▸ **Exercise requirements**:
Please copy every line of the records below that holds the word "hraje".

[start]

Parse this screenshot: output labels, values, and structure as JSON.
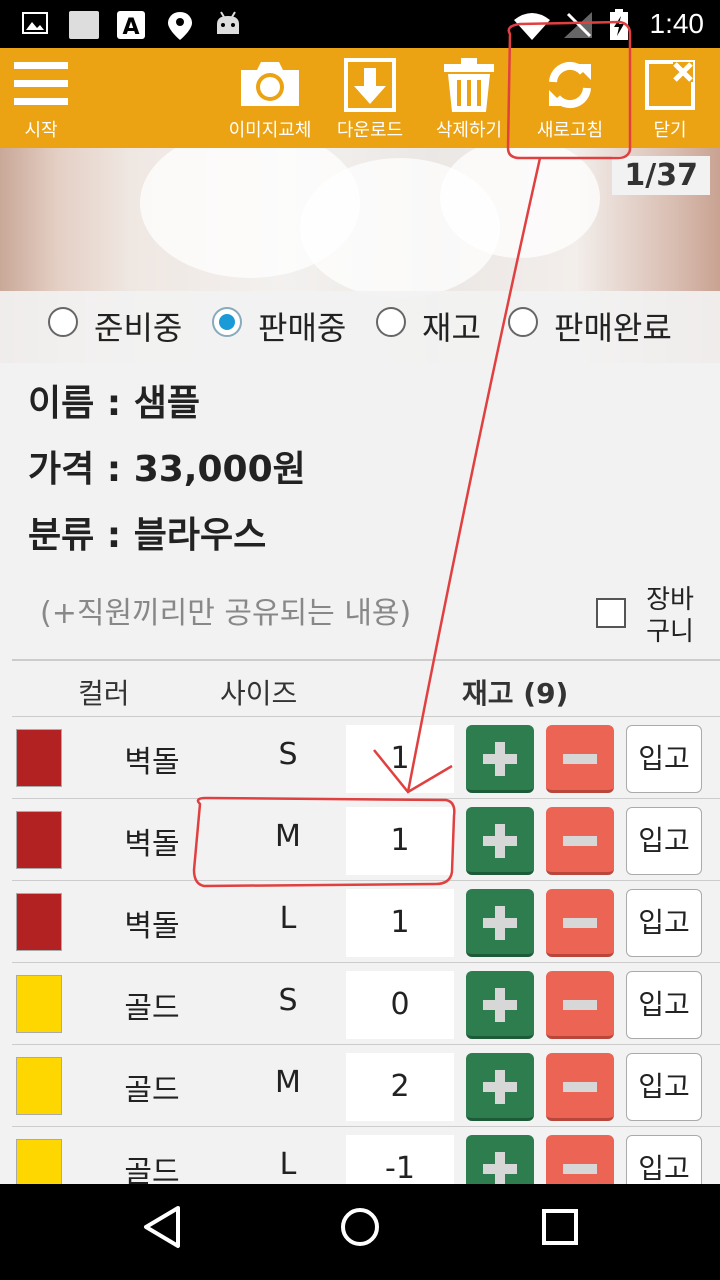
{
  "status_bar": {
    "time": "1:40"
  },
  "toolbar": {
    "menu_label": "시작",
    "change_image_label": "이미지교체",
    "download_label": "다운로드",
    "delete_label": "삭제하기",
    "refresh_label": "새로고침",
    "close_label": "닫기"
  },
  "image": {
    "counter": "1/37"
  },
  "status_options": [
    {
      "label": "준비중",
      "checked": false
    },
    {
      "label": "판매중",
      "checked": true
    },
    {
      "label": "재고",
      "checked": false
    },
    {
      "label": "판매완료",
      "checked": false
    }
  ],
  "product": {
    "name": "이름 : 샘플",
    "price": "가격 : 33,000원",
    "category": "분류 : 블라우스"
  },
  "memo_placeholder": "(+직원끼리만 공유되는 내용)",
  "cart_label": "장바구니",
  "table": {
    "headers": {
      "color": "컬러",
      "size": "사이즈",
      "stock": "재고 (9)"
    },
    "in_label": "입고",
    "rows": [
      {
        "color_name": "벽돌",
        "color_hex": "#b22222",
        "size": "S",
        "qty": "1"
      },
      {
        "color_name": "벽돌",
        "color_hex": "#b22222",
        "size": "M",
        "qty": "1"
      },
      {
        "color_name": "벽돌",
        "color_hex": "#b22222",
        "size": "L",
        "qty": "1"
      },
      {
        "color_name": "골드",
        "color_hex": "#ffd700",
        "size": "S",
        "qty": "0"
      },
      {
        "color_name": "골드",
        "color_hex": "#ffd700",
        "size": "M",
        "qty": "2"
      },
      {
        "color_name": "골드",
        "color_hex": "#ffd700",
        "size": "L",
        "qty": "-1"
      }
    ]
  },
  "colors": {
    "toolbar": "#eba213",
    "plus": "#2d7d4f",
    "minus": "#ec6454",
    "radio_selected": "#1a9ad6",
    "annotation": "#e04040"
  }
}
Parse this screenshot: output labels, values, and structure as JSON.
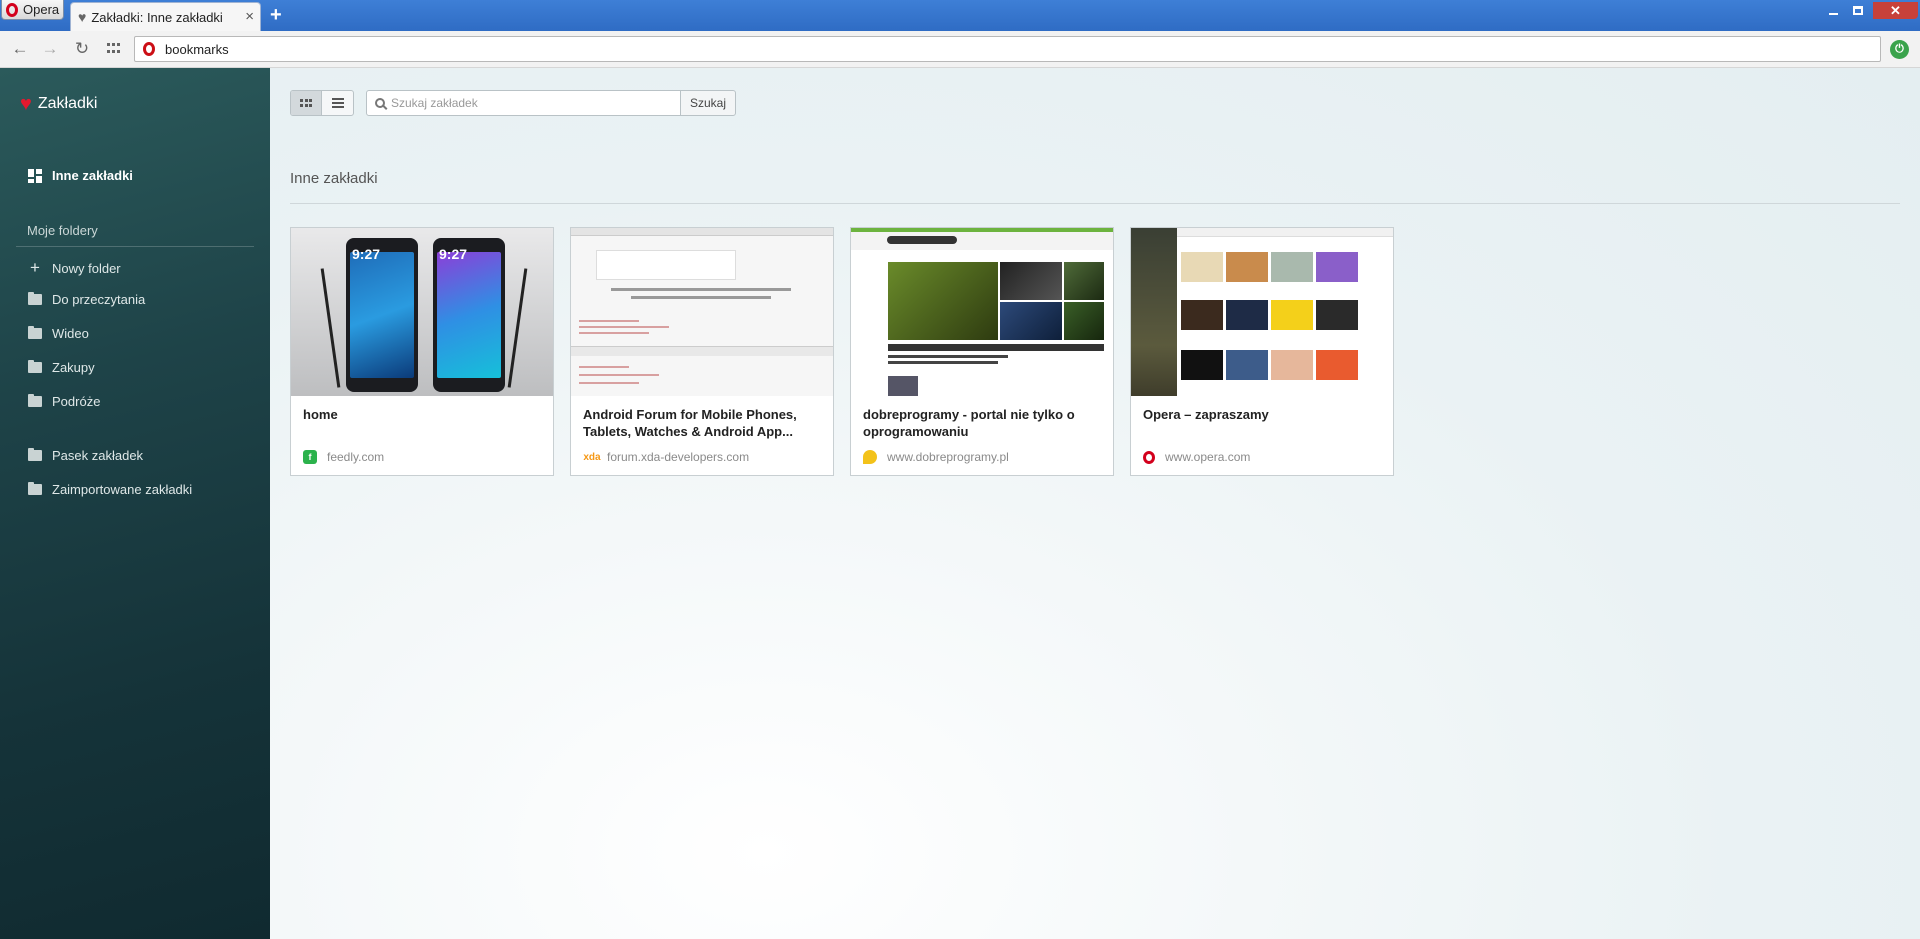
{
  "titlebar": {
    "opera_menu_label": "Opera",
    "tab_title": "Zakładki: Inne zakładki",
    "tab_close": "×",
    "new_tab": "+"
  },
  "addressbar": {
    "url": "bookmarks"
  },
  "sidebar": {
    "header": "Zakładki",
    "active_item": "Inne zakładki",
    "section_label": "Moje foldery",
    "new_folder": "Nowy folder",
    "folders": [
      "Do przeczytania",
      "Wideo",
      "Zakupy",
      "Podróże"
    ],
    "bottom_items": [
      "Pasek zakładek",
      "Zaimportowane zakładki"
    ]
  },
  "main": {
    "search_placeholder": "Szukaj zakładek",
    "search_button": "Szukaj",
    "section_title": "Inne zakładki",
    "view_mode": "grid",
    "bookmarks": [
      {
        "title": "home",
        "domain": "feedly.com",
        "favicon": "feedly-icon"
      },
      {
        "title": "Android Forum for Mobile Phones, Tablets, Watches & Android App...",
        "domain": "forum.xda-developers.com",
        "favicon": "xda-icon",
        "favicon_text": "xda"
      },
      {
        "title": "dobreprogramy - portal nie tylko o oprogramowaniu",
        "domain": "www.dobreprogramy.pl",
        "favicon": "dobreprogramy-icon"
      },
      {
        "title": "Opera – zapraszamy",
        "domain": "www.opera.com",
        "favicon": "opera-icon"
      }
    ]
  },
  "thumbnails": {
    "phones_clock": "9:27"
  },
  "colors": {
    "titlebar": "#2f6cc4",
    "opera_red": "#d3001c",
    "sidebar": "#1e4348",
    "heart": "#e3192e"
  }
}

[end]
[start]

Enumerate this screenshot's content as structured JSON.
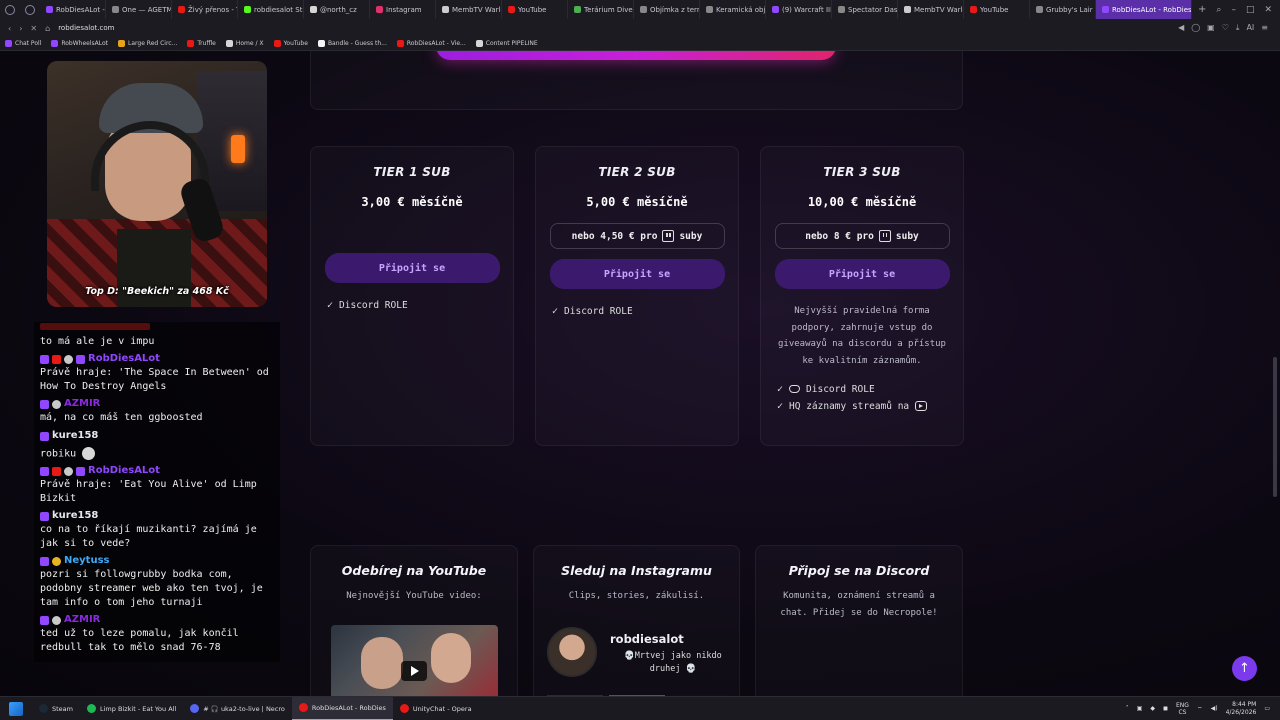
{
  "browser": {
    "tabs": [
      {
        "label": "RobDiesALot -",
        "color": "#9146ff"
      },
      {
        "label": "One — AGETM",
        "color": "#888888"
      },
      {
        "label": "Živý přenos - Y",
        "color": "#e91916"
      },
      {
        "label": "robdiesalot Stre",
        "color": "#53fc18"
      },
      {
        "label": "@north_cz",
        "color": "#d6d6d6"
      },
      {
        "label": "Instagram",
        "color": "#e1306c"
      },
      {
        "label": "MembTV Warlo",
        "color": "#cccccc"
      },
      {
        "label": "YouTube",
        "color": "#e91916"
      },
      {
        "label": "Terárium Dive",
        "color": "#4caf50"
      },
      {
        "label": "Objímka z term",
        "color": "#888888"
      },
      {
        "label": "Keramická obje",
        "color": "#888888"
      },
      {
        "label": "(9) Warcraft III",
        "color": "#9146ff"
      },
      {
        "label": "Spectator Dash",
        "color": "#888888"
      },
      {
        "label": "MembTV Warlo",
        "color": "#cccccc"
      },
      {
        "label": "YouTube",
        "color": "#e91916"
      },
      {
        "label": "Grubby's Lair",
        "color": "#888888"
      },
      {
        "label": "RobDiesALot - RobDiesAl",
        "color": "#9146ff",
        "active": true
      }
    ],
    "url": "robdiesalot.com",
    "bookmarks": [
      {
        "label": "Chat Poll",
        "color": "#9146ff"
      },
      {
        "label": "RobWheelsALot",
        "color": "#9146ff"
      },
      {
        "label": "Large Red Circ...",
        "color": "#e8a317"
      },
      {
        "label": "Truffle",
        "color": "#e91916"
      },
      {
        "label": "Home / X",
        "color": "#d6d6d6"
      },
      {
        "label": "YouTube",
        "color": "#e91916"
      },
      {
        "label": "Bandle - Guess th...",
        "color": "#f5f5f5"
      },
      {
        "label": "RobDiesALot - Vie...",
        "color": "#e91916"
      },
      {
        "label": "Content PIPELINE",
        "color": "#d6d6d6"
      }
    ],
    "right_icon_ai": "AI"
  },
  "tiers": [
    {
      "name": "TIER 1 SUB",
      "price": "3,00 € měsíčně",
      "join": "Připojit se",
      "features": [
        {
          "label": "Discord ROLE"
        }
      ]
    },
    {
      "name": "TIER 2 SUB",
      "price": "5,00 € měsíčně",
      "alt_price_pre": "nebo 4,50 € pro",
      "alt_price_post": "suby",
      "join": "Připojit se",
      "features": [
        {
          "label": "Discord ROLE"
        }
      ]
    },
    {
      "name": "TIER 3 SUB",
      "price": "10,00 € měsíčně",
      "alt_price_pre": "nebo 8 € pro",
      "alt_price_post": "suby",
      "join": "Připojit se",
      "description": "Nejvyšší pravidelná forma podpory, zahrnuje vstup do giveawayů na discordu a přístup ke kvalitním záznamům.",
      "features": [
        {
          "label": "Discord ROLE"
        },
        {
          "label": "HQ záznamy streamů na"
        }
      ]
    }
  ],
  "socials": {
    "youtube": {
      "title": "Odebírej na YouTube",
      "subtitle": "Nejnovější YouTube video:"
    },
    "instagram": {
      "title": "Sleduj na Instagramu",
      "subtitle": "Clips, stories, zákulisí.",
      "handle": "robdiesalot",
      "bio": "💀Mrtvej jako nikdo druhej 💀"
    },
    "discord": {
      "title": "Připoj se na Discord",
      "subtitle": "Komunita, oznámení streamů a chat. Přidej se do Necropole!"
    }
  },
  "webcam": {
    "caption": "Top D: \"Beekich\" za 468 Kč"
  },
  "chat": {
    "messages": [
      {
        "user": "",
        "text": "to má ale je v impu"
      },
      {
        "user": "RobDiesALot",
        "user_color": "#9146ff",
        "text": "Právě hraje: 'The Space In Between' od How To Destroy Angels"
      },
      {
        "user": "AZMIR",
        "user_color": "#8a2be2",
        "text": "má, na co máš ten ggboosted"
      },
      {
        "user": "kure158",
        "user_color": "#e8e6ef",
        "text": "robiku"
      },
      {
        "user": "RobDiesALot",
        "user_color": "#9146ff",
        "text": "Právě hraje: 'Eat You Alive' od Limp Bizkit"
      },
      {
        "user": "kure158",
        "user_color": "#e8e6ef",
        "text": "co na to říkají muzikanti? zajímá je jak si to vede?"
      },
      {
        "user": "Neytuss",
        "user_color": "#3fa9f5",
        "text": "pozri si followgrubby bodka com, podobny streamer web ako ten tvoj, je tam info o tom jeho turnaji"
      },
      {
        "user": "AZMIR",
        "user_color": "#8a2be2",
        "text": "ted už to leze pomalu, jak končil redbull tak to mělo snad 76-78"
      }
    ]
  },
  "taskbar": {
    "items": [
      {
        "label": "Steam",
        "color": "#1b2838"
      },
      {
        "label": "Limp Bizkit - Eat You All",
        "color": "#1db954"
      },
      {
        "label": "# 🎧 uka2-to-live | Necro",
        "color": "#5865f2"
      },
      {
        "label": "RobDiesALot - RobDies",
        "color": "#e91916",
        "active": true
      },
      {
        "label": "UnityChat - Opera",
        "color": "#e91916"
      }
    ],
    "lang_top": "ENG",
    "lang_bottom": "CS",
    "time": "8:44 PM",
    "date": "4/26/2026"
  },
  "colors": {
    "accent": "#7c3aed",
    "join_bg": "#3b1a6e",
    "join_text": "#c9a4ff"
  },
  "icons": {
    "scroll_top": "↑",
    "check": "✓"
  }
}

[end]

▸ **Exercise response**:
        "text": "Právě hraje: 'The Space In Between' od How To Destroy Angels"
        "text": "Právě hraje: 'Eat You Alive' od Limp Bizkit"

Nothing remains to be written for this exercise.